[[ PAGE TEXT, beginning ]]

Pressure to move people quickly through the service and to focus solely on their ability to function is ultimately a reflection of IAPT’s neoliberal philosophy. The service was established following economist Richard Layard’s 2006 Depression Report, which emphasised the impact depression and poor mental health have on the economy and employment. As a result, it argued, offering psychotherapeutic treatment offered on the NHS would eventually pay itself off on the basis that it would increase productivity and reduce the numbers of those claiming employment and/or disability benefits.

This is reflected in the current IAPT’s manual’s section called ‘The Impact on Society’, which lists the economic consequences of widespread poor mental health: like, for example, the fact that anxiety and depression are estimated to reduce England’s national income by over four percent due to ‘increased unemployment, absenteeism… and reduced productivity’.

Relatedly, employment advisers have recently been piloted as part of the IAPT’s service—an addition that some worry may risk pathologising unemployment and obscuring its political basis. The government’s Way to Work scheme has recently announced that unemployed people will now have just four weeks (rather than three months) to find work in their preferred sector before facing possible sanctions, a tactic which seems guaranteed to force people into low-paid and insecure jobs in the face of a cost-of-living crisis—which, in turn, will likely compound poor mental health.

Social Factors

Others are refused help, or not offered sufficient help for their diagnosis. IAPT offers support for people with bipolar disorder, for example, but focuses on reducing depression rather than mania. In the few analyses that included people with bipolar, no reduction for depression was reported; sometimes it was even heightened.

[[ PAGE TEXT, end ]]

**WHAT TO DO:**
A. From the IAPT passage, reproduce the text starting with "Social Factors" and going on through "was even heightened.".
B. According to the IAPT passage, by how much are anxiety and depression estimated to reduce England's national income?
C. Carry the IAPT passage forward from its final sentence.

[[ EXTRACTED ENTRIES, beginning ]]

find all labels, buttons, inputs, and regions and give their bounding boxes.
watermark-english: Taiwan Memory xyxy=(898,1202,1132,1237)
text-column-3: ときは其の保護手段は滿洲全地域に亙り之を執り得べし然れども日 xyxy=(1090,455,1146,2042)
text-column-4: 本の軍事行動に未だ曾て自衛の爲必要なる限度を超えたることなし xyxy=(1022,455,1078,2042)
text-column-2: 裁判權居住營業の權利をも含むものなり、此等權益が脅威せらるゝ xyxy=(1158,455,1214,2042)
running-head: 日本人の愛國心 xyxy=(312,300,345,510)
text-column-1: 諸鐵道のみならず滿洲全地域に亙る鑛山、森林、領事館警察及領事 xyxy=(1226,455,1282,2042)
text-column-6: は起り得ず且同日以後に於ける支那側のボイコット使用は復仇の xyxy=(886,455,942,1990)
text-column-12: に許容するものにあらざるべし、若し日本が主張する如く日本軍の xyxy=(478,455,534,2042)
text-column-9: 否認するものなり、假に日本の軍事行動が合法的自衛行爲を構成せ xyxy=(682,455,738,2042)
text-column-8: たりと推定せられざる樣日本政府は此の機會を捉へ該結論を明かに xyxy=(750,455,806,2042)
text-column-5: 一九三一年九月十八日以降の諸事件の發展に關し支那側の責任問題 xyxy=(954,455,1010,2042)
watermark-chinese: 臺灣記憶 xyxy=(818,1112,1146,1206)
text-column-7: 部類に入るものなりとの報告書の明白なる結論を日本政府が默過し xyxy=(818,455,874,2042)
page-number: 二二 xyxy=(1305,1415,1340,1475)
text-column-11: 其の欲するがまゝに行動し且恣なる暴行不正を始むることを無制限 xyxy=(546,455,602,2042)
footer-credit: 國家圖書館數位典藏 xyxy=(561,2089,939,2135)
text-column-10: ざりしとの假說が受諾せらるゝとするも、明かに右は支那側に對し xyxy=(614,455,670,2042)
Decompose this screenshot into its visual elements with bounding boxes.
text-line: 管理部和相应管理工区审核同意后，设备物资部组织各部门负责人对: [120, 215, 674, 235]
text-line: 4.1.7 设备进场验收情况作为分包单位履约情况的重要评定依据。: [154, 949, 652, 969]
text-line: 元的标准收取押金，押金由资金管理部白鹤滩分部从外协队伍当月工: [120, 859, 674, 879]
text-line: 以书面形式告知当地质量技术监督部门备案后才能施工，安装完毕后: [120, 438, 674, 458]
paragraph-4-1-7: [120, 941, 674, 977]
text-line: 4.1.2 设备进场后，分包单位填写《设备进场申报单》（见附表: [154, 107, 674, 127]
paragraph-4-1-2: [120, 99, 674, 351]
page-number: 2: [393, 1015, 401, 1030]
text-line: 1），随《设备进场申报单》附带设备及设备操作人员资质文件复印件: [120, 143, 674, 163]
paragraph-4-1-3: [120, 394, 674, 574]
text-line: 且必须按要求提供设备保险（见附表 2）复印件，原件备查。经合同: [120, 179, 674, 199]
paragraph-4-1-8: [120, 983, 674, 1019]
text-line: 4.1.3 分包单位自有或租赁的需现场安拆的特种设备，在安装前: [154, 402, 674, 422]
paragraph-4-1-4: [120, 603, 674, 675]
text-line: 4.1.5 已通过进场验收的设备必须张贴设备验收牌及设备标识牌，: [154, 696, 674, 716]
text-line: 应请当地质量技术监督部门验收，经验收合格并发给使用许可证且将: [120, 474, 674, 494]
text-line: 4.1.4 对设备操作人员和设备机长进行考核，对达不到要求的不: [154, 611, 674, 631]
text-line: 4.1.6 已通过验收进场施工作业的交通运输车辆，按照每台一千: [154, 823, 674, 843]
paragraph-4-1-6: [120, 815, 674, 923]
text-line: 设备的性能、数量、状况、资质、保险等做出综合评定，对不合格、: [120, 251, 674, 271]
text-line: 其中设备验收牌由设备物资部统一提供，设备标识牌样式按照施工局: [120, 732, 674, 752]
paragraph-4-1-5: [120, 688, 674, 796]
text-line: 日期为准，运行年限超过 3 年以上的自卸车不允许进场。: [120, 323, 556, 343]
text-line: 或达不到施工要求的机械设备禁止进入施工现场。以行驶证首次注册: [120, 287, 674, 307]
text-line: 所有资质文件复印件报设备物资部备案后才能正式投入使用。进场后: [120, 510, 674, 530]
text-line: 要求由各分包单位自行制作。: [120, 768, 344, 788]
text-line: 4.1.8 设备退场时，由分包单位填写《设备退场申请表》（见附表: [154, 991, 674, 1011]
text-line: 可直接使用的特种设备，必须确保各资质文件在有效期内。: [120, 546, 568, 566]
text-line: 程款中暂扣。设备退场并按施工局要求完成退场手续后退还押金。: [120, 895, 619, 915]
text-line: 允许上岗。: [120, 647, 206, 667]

[[ EXTRACTED ENTRIES, end ]]

**REPLIES:**
A.
Social Factors

Others are refused help, or not offered sufficient help for their diagnosis. IAPT offers support for people with bipolar disorder, for example, but focuses on reducing depression rather than mania. In the few analyses that included people with bipolar, no reduction for depression was reported; sometimes it was even heightened.

B. By over four percent.

C.
This is in part a result of the aforementioned rigid tick-box categorisation system. Others are passed elsewhere, such as those who openly disclose intent or plans to commit suicide. Individuals who have previously attempted suicide, on the other hand, will be offered support, highlighting a glaring flaw: no support is offered by this service before an attempt.

When it comes to treating those with active addiction, meanwhile, the IAPT’s manual is vague. If their drinking or drug use is considered ‘problematic’, individuals must be referred to a service until ‘appropriate stability’ is achieved. Users should be assessed based on their ‘traumas’ rather than ‘traumatic events’, and only those with ‘1-3 traumas’ can receive treatment, implying that anyone with more than three cannot.

But what distinguishes a trauma from a traumatic event? And how are they counted? Given NICE’s new recommendations regarding medication, it’s possible that people may find themselves passed between their GP and the assessment process, and then packed off to another service (with long waiting times between) without any support—including those with plans to attempt suicide.

It’s been acknowledged that the pandemic has heightened the mental health crisis in the face of job precarity, debt, and other changes to material conditions. These social conditions are political conditions: ten years of Tory austerity have shown a twenty percent rise in zero hour contracts, 1.1 million in poverty, Universal Credit cut, wages failing to keep up with cost of living, and private rent rising. Meanwhile, mental health services have had their funding cut, with twenty-five percent less mental health beds on wards since 2010.

The resulting limits of IAPT and Talking Therapies lets too many slip through the net. In the face of these shortcomings, the genuine plea at the heart of the eponymous Beatles song—’Help me if you can’—tells us all we need to know. Half measures are not enough: if the government wants to really address the need for better mental health support, it must start by taking responsibility for the past decade of destruction that has already caused so much suffering.